Extracted records:
* START *

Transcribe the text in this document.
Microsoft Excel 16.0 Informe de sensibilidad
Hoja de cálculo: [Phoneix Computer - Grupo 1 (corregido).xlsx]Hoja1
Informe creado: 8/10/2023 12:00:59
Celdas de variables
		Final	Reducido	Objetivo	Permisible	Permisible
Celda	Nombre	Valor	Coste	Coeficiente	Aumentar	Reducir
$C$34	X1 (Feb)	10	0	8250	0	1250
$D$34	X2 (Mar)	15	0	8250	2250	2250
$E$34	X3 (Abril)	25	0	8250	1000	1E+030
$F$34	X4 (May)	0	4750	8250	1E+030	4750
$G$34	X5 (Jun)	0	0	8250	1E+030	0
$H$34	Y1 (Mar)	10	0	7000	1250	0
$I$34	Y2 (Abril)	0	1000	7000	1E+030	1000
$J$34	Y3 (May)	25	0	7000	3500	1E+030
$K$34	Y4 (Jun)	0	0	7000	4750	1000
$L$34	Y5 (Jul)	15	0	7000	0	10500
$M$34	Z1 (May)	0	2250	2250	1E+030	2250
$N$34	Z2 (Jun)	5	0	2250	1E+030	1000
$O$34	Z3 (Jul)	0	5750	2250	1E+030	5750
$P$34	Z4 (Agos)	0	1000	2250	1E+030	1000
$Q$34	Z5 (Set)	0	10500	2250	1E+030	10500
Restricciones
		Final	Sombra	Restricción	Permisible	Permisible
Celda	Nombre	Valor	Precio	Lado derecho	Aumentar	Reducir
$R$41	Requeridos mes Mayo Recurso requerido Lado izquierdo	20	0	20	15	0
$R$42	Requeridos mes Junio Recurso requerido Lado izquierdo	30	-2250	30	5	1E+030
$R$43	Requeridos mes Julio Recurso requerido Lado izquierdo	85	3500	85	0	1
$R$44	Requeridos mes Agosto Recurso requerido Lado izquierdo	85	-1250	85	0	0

* END *

* STATED PROBLEM
Retype every entry above, word for word.

* THE SOLUTION
Transcribe the text in this document.
Microsoft Excel 16.0 Informe de sensibilidad
Hoja de cálculo: [Phoneix Computer - Grupo 1 (corregido).xlsx]Hoja1
Informe creado: 8/10/2023 12:00:59
Celdas de variables
		Final	Reducido	Objetivo	Permisible	Permisible
Celda	Nombre	Valor	Coste	Coeficiente	Aumentar	Reducir
$C$34	X1 (Feb)	10	0	8250	0	1250
$D$34	X2 (Mar)	15	0	8250	2250	2250
$E$34	X3 (Abril)	25	0	8250	1000	1E+030
$F$34	X4 (May)	0	4750	8250	1E+030	4750
$G$34	X5 (Jun)	0	0	8250	1E+030	0
$H$34	Y1 (Mar)	10	0	7000	1250	0
$I$34	Y2 (Abril)	0	1000	7000	1E+030	1000
$J$34	Y3 (May)	25	0	7000	3500	1E+030
$K$34	Y4 (Jun)	0	0	7000	4750	1000
$L$34	Y5 (Jul)	15	0	7000	0	10500
$M$34	Z1 (May)	0	2250	2250	1E+030	2250
$N$34	Z2 (Jun)	5	0	2250	1E+030	1000
$O$34	Z3 (Jul)	0	5750	2250	1E+030	5750
$P$34	Z4 (Agos)	0	1000	2250	1E+030	1000
$Q$34	Z5 (Set)	0	10500	2250	1E+030	10500
Restricciones
		Final	Sombra	Restricción	Permisible	Permisible
Celda	Nombre	Valor	Precio	Lado derecho	Aumentar	Reducir
$R$41	Requeridos mes Mayo Recurso requerido Lado izquierdo	20	0	20	15	0
$R$42	Requeridos mes Junio Recurso requerido Lado izquierdo	30	-2250	30	5	1E+030
$R$43	Requeridos mes Julio Recurso requerido Lado izquierdo	85	3500	85	0	1
$R$44	Requeridos mes Agosto Recurso requerido Lado izquierdo	85	-1250	85	0	0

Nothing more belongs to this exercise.